TASK INPUTS:

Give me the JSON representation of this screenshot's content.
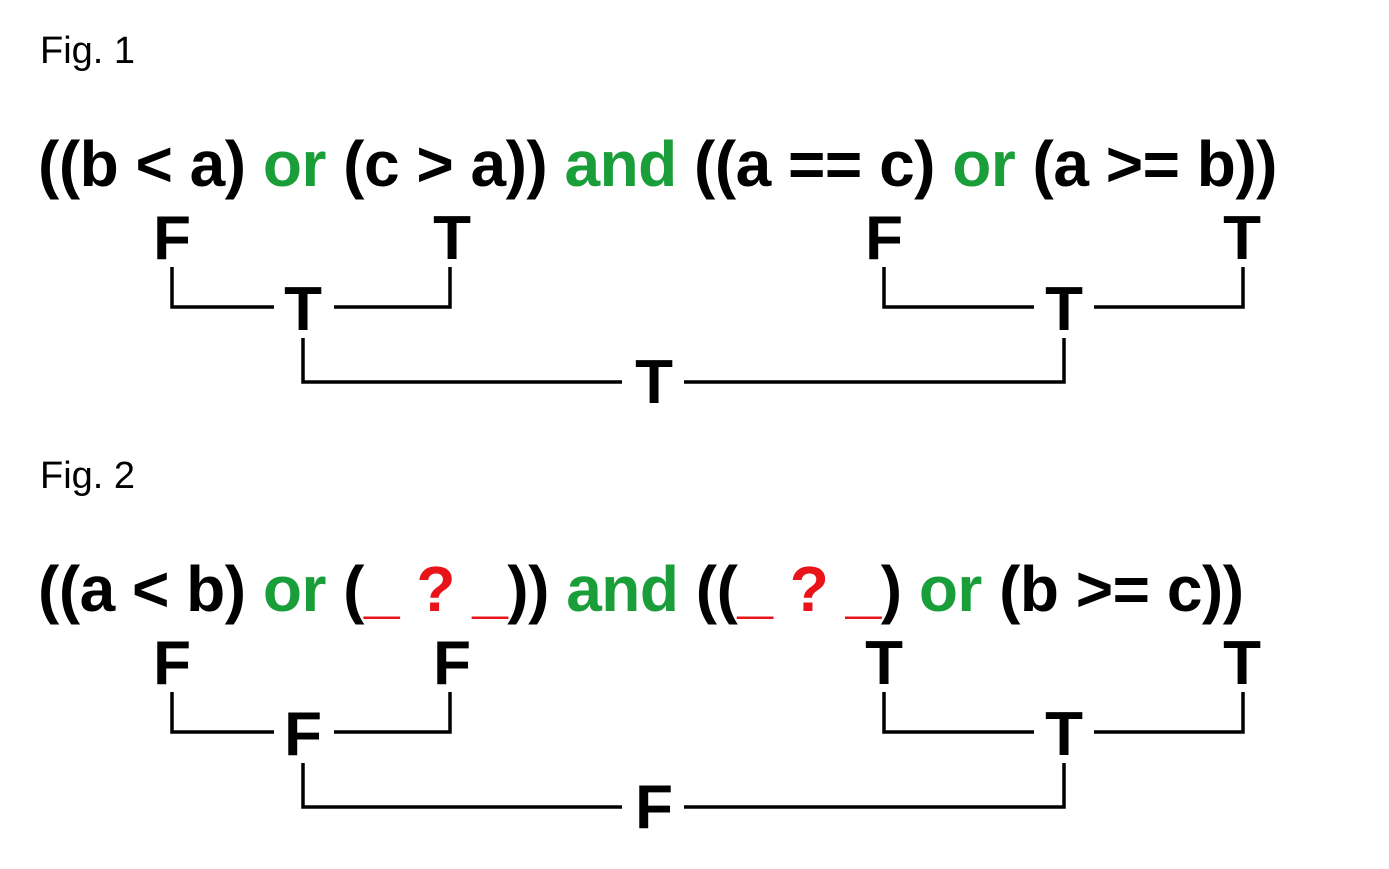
{
  "figures": [
    {
      "label": "Fig. 1",
      "expression": [
        {
          "text": "((b < a) ",
          "kind": "plain"
        },
        {
          "text": "or",
          "kind": "op"
        },
        {
          "text": " (c > a)) ",
          "kind": "plain"
        },
        {
          "text": "and",
          "kind": "op"
        },
        {
          "text": " ((a == c) ",
          "kind": "plain"
        },
        {
          "text": "or",
          "kind": "op"
        },
        {
          "text": " (a >= b))",
          "kind": "plain"
        }
      ],
      "values": {
        "leaf1": "F",
        "leaf2": "T",
        "leaf3": "F",
        "leaf4": "T",
        "mid_left": "T",
        "mid_right": "T",
        "root": "T"
      }
    },
    {
      "label": "Fig. 2",
      "expression": [
        {
          "text": "((a < b) ",
          "kind": "plain"
        },
        {
          "text": "or",
          "kind": "op"
        },
        {
          "text": " (",
          "kind": "plain"
        },
        {
          "text": "_ ? _",
          "kind": "blank"
        },
        {
          "text": ")) ",
          "kind": "plain"
        },
        {
          "text": "and",
          "kind": "op"
        },
        {
          "text": " ((",
          "kind": "plain"
        },
        {
          "text": "_ ? _",
          "kind": "blank"
        },
        {
          "text": ") ",
          "kind": "plain"
        },
        {
          "text": "or",
          "kind": "op"
        },
        {
          "text": " (b >= c))",
          "kind": "plain"
        }
      ],
      "values": {
        "leaf1": "F",
        "leaf2": "F",
        "leaf3": "T",
        "leaf4": "T",
        "mid_left": "F",
        "mid_right": "T",
        "root": "F"
      }
    }
  ],
  "colors": {
    "operator": "#1a9e3a",
    "blank": "#e8141a",
    "text": "#000000"
  }
}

WRITTEN TASK: Each record must be quoted in full and exactly. Do not include the pictures.

RESPONSE TO THIS EXERCISE:
Give me the JSON representation of this screenshot's content.
{
  "figures": [
    {
      "label": "Fig. 1",
      "expression": [
        {
          "text": "((b < a) ",
          "kind": "plain"
        },
        {
          "text": "or",
          "kind": "op"
        },
        {
          "text": " (c > a)) ",
          "kind": "plain"
        },
        {
          "text": "and",
          "kind": "op"
        },
        {
          "text": " ((a == c) ",
          "kind": "plain"
        },
        {
          "text": "or",
          "kind": "op"
        },
        {
          "text": " (a >= b))",
          "kind": "plain"
        }
      ],
      "values": {
        "leaf1": "F",
        "leaf2": "T",
        "leaf3": "F",
        "leaf4": "T",
        "mid_left": "T",
        "mid_right": "T",
        "root": "T"
      }
    },
    {
      "label": "Fig. 2",
      "expression": [
        {
          "text": "((a < b) ",
          "kind": "plain"
        },
        {
          "text": "or",
          "kind": "op"
        },
        {
          "text": " (",
          "kind": "plain"
        },
        {
          "text": "_ ? _",
          "kind": "blank"
        },
        {
          "text": ")) ",
          "kind": "plain"
        },
        {
          "text": "and",
          "kind": "op"
        },
        {
          "text": " ((",
          "kind": "plain"
        },
        {
          "text": "_ ? _",
          "kind": "blank"
        },
        {
          "text": ") ",
          "kind": "plain"
        },
        {
          "text": "or",
          "kind": "op"
        },
        {
          "text": " (b >= c))",
          "kind": "plain"
        }
      ],
      "values": {
        "leaf1": "F",
        "leaf2": "F",
        "leaf3": "T",
        "leaf4": "T",
        "mid_left": "F",
        "mid_right": "T",
        "root": "F"
      }
    }
  ],
  "colors": {
    "operator": "#1a9e3a",
    "blank": "#e8141a",
    "text": "#000000"
  }
}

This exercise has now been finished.